• Exercise materials

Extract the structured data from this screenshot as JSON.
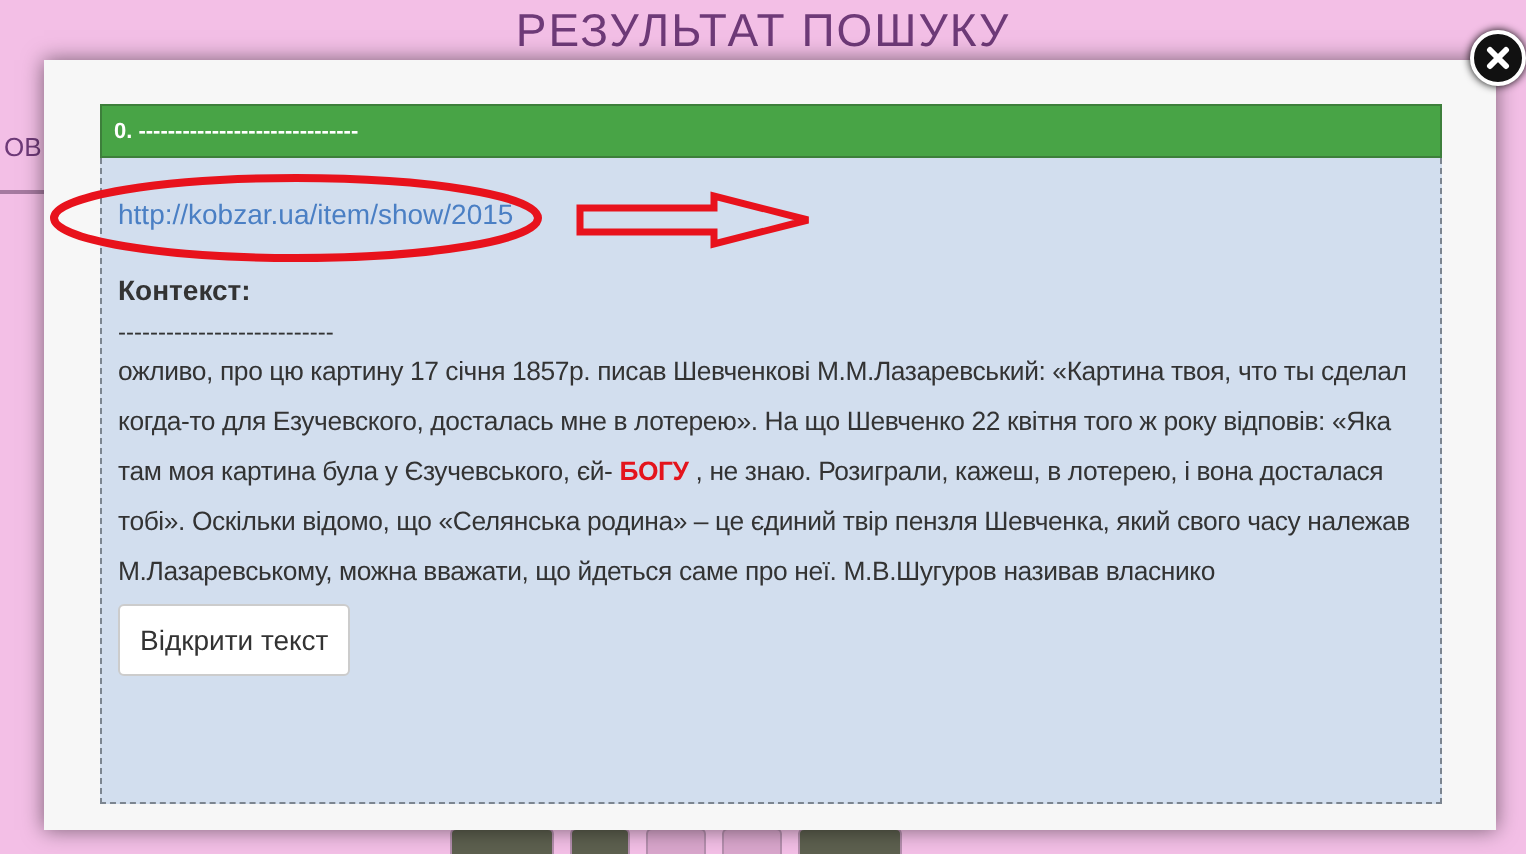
{
  "page": {
    "title": "РЕЗУЛЬТАТ ПОШУКУ",
    "nav_fragment": "ОВ"
  },
  "modal": {
    "header": "0. ------------------------------",
    "link": "http://kobzar.ua/item/show/2015",
    "context_label": "Контекст:",
    "separator": "---------------------------",
    "excerpt": "ожливо, про цю картину 17 січня 1857р. писав Шевченкові М.М.Лазаревський: «Картина твоя, что ты сделал когда-то для Езучевского, досталась мне в лотерею». На що Шевченко 22 квітня того ж року відповів: «Яка там моя картина була у Єзучевського, єй- **БОГУ** , не знаю. Розиграли, кажеш, в лотерею, і вона досталася тобі». Оскільки відомо, що «Селянська родина» – це єдиний твір пензля Шевченка, який свого часу належав М.Лазаревському, можна вважати, що йдеться саме про неї. М.В.Шугуров називав власнико",
    "open_button": "Відкрити текст"
  }
}
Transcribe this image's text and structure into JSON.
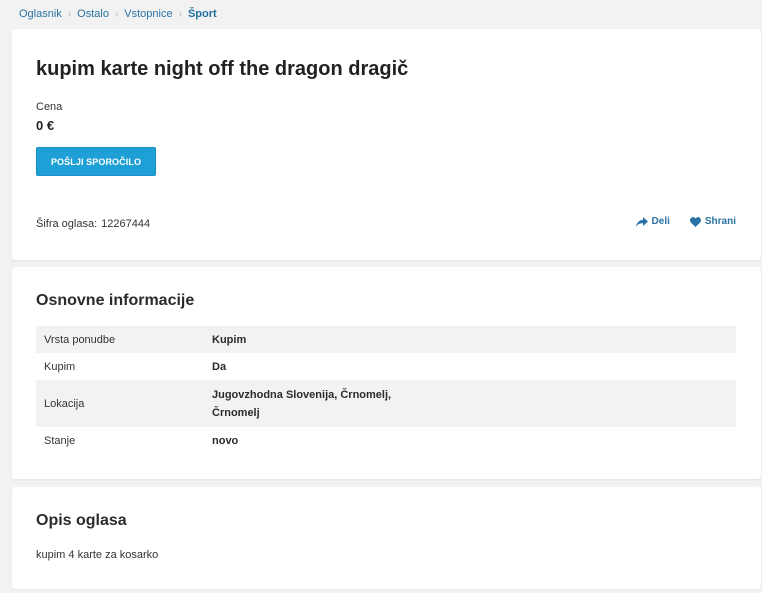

• What is required
Scan the entries above. Copy each line that has the string "JSON".

• Correct output
Extract the structured data from this screenshot as JSON.
Transcribe this image's text and structure into JSON.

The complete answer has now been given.